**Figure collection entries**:
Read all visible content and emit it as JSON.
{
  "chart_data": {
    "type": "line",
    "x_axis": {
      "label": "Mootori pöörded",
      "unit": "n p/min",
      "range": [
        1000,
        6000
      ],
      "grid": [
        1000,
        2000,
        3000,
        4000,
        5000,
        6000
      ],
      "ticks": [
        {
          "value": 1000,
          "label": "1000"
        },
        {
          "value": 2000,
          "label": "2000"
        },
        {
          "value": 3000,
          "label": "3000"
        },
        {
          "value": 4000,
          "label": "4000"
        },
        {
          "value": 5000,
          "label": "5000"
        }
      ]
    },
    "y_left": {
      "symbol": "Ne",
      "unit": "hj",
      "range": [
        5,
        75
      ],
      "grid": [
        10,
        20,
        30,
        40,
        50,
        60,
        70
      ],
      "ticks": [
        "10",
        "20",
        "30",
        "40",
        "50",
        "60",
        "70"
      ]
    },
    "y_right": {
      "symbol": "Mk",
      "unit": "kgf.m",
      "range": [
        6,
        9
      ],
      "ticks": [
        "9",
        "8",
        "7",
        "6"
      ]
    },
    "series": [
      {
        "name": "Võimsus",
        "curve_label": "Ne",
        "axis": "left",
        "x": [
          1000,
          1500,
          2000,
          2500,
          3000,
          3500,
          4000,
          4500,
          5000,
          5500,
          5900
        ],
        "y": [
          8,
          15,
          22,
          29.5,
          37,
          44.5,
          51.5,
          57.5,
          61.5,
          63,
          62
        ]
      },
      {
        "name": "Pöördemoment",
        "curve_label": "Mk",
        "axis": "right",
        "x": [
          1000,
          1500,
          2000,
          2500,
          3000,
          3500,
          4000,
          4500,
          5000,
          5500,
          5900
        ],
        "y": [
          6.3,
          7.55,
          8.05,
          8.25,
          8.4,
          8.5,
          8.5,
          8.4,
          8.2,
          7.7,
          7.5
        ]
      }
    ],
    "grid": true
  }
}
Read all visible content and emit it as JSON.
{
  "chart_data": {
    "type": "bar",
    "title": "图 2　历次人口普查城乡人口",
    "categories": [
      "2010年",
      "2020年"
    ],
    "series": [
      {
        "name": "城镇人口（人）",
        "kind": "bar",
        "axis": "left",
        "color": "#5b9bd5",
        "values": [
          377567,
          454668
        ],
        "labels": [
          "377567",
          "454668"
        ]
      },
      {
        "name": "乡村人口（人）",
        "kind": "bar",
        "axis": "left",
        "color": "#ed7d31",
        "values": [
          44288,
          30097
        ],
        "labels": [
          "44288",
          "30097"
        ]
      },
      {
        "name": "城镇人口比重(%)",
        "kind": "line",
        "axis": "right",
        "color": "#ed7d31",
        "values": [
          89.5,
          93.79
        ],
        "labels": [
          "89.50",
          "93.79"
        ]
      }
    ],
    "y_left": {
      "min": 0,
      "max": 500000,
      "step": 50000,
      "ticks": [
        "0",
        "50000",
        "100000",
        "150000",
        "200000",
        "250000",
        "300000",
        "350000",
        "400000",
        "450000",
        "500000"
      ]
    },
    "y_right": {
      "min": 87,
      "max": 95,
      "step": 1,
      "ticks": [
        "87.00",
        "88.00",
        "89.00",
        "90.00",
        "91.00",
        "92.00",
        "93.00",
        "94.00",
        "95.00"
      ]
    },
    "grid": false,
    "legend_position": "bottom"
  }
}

==

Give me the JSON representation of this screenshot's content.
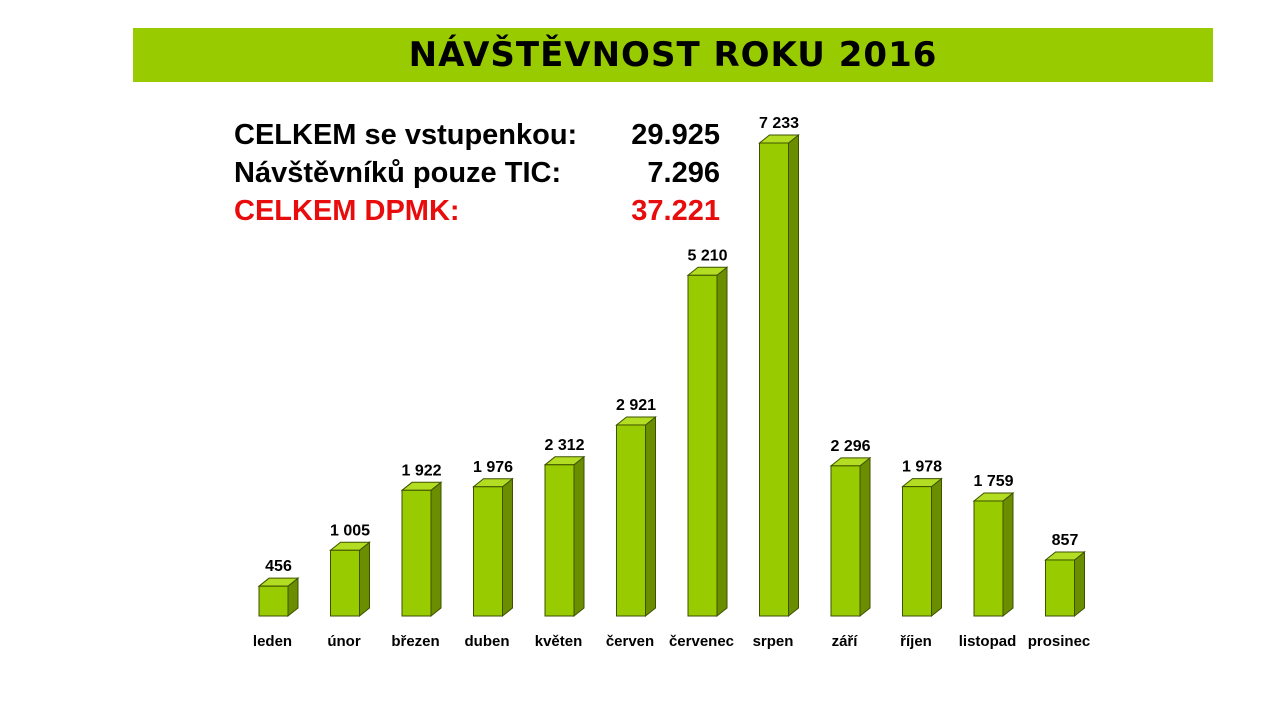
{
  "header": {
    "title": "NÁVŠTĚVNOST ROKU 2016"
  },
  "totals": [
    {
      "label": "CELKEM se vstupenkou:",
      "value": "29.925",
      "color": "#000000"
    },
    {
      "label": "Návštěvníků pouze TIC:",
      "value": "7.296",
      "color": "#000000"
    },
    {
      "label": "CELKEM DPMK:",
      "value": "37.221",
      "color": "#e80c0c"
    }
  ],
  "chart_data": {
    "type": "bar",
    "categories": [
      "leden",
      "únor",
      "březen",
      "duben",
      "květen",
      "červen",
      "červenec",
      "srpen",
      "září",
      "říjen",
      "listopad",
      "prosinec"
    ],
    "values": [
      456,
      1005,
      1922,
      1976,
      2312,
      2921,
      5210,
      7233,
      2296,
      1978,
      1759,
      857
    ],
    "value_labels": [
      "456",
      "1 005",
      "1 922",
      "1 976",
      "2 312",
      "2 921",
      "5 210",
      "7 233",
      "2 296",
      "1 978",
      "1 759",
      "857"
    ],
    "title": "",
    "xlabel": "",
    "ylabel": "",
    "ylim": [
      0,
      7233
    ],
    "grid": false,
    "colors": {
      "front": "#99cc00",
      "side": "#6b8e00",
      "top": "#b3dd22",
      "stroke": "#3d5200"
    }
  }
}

**WHAT IS BEING ASKED**:
Pull out every line in the material above where "name" occurs.

**RESULT OF THE TASK**:
        "name": "Võimsus",
        "name": "Pöördemoment",
        "name": "城镇人口（人）",
        "name": "乡村人口（人）",
        "name": "城镇人口比重(%)",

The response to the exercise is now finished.